===== TEXTE =====
L'ENTREPRISE DEFINIT SA MISSION, CHOISIT SON DOMAINE


Série : Marketing stratégique      


                               A vous de comprendre ce que vous faites mieux que 
quiconque et de concentrer résolument vos efforts là-dessus.
A. Grove, Intel


Toute entreprise propose un produit donné, opte pour une mission spécifique. Définir celle-ci revient à s’interroger sur son métier, sa vocation, le pourquoi de son activité. Le métier des fabricants de logiciels est de faciliter le traitement de données ; celui des opérateurs de téléphonie est la transmission de la voix à distance, celui des assureurs est de garantir des biens ou des personnes… 
La mission s’appuie sur l'identification de l’histoire de l'entreprise, des préférences de ses dirigeants, des possibilités et contraintes de l'environnement, de ses ressources et ses compétences distinctives… (1) C’est l’énoncé – en une phrase ou un paragraphe – de ce qu’elle veut et peut accomplir. C’est sa raison d’être, l’aspiration suprême qu'elle s’emploie continuellement à atteindre. Le groupe immobilier Jamaï l’a exprimé ainsi dans un spot (en 2006) : « Jamaï, le partenaire de la famille marocaine à la recherche d’un logement ».
=====
— CONSIGNE 1 —
Quels types d'entreprises le texte sur la mission de l'entreprise cite-t-il en exemple pour illustrer un métier ? Donnez-les tous.
— CONSIGNE 2 —
Reproduisez à l'identique les enregistrements depuis leur première ligne jusqu'à la ligne contenant « pro-value: (Public) bbox=[320, 103, 342, 110] », celle-ci comprise.
===== ENREGISTREMENTS =====
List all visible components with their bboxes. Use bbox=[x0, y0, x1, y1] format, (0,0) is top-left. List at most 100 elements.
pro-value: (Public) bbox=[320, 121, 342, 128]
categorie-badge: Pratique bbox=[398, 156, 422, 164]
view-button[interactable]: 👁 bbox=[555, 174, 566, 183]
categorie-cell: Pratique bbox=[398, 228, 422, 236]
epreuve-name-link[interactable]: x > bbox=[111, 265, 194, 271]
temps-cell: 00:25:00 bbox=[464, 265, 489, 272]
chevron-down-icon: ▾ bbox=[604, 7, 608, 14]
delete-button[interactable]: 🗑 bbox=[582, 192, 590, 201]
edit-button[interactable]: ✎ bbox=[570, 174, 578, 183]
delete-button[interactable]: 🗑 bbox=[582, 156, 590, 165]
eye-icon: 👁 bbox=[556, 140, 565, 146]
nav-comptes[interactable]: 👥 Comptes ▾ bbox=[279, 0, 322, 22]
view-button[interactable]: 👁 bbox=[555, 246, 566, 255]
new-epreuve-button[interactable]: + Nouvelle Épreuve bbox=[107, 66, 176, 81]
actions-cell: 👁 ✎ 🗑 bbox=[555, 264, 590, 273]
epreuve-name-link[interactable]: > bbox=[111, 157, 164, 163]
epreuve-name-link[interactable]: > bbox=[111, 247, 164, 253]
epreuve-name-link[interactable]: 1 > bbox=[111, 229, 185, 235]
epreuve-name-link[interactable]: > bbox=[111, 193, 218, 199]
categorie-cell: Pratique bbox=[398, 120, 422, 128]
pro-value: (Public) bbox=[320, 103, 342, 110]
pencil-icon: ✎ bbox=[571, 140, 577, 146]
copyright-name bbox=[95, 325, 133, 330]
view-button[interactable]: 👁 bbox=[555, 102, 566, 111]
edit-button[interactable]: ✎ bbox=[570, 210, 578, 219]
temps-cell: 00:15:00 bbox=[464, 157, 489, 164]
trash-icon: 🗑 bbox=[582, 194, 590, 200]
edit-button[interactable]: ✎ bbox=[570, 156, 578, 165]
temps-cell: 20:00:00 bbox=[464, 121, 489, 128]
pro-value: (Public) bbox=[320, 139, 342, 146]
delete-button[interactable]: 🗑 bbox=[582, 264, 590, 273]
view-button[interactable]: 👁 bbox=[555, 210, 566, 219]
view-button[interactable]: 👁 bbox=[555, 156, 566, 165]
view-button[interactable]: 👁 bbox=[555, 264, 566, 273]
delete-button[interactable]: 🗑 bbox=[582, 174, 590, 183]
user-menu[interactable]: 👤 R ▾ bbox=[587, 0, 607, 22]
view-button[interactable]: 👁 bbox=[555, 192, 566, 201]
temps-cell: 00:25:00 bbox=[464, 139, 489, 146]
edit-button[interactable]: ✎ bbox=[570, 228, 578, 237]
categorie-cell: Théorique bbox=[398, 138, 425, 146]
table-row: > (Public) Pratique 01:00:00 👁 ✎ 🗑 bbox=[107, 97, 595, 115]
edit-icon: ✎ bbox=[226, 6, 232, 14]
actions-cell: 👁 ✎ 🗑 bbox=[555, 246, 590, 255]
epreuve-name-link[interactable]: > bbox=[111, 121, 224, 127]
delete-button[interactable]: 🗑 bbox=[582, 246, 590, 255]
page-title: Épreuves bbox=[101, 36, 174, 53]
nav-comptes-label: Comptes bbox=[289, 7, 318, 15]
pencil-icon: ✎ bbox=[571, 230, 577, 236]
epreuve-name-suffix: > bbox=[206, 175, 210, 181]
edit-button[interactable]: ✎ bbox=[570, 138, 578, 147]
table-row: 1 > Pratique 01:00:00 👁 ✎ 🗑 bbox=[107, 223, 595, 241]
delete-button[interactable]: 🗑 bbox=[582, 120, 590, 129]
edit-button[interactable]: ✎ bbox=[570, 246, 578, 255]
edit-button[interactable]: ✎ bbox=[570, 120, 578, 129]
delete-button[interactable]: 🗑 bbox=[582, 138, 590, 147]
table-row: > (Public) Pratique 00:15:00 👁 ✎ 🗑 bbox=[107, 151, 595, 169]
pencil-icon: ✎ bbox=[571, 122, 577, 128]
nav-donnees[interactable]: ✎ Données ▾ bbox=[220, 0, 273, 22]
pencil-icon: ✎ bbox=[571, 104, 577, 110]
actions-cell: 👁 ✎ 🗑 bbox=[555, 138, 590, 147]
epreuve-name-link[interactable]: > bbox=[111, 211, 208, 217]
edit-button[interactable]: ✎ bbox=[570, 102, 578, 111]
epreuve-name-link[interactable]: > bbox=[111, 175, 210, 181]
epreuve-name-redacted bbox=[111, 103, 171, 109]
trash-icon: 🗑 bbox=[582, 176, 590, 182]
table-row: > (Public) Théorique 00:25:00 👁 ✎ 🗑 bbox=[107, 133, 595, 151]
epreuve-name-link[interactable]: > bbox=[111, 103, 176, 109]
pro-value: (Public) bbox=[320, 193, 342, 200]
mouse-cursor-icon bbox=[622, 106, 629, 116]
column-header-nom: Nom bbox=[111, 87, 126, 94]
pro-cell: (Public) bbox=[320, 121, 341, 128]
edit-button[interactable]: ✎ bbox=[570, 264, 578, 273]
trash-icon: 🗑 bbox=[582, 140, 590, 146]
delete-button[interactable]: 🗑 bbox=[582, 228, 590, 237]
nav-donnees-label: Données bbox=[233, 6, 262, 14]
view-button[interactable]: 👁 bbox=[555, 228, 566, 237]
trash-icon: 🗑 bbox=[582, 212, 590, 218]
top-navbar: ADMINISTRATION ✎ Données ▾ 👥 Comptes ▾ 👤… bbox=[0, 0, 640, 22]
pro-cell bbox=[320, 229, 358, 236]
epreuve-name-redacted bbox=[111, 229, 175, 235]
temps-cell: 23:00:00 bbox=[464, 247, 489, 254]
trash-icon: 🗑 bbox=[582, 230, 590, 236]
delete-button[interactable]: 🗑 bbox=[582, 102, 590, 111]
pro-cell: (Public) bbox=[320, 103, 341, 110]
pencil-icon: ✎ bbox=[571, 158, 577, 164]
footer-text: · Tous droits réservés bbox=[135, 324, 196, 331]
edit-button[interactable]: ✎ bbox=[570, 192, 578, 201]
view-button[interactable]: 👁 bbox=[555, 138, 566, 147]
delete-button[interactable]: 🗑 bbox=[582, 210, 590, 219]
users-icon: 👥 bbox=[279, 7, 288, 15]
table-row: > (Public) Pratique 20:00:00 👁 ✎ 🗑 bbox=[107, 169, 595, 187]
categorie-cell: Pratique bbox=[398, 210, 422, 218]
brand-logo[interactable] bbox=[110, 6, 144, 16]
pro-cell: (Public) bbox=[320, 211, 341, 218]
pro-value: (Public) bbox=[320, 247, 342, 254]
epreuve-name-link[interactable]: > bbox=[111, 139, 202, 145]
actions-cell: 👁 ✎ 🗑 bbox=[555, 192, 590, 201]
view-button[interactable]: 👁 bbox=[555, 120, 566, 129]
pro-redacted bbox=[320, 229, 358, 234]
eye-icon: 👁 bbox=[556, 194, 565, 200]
=====
— RÉPONSE 1 —
les fabricants de logiciels, les opérateurs de téléphonie, les assureurs

— RÉPONSE 2 —
List all visible components with their bboxes. Use bbox=[x0, y0, x1, y1] format, (0,0) is top-left. List at most 100 elements.
pro-value: (Public) bbox=[320, 121, 342, 128]
categorie-badge: Pratique bbox=[398, 156, 422, 164]
view-button[interactable]: 👁 bbox=[555, 174, 566, 183]
categorie-cell: Pratique bbox=[398, 228, 422, 236]
epreuve-name-link[interactable]: x > bbox=[111, 265, 194, 271]
temps-cell: 00:25:00 bbox=[464, 265, 489, 272]
chevron-down-icon: ▾ bbox=[604, 7, 608, 14]
delete-button[interactable]: 🗑 bbox=[582, 192, 590, 201]
edit-button[interactable]: ✎ bbox=[570, 174, 578, 183]
delete-button[interactable]: 🗑 bbox=[582, 156, 590, 165]
eye-icon: 👁 bbox=[556, 140, 565, 146]
nav-comptes[interactable]: 👥 Comptes ▾ bbox=[279, 0, 322, 22]
view-button[interactable]: 👁 bbox=[555, 246, 566, 255]
new-epreuve-button[interactable]: + Nouvelle Épreuve bbox=[107, 66, 176, 81]
actions-cell: 👁 ✎ 🗑 bbox=[555, 264, 590, 273]
epreuve-name-link[interactable]: > bbox=[111, 157, 164, 163]
epreuve-name-link[interactable]: > bbox=[111, 247, 164, 253]
epreuve-name-link[interactable]: 1 > bbox=[111, 229, 185, 235]
epreuve-name-link[interactable]: > bbox=[111, 193, 218, 199]
categorie-cell: Pratique bbox=[398, 120, 422, 128]
pro-value: (Public) bbox=[320, 103, 342, 110]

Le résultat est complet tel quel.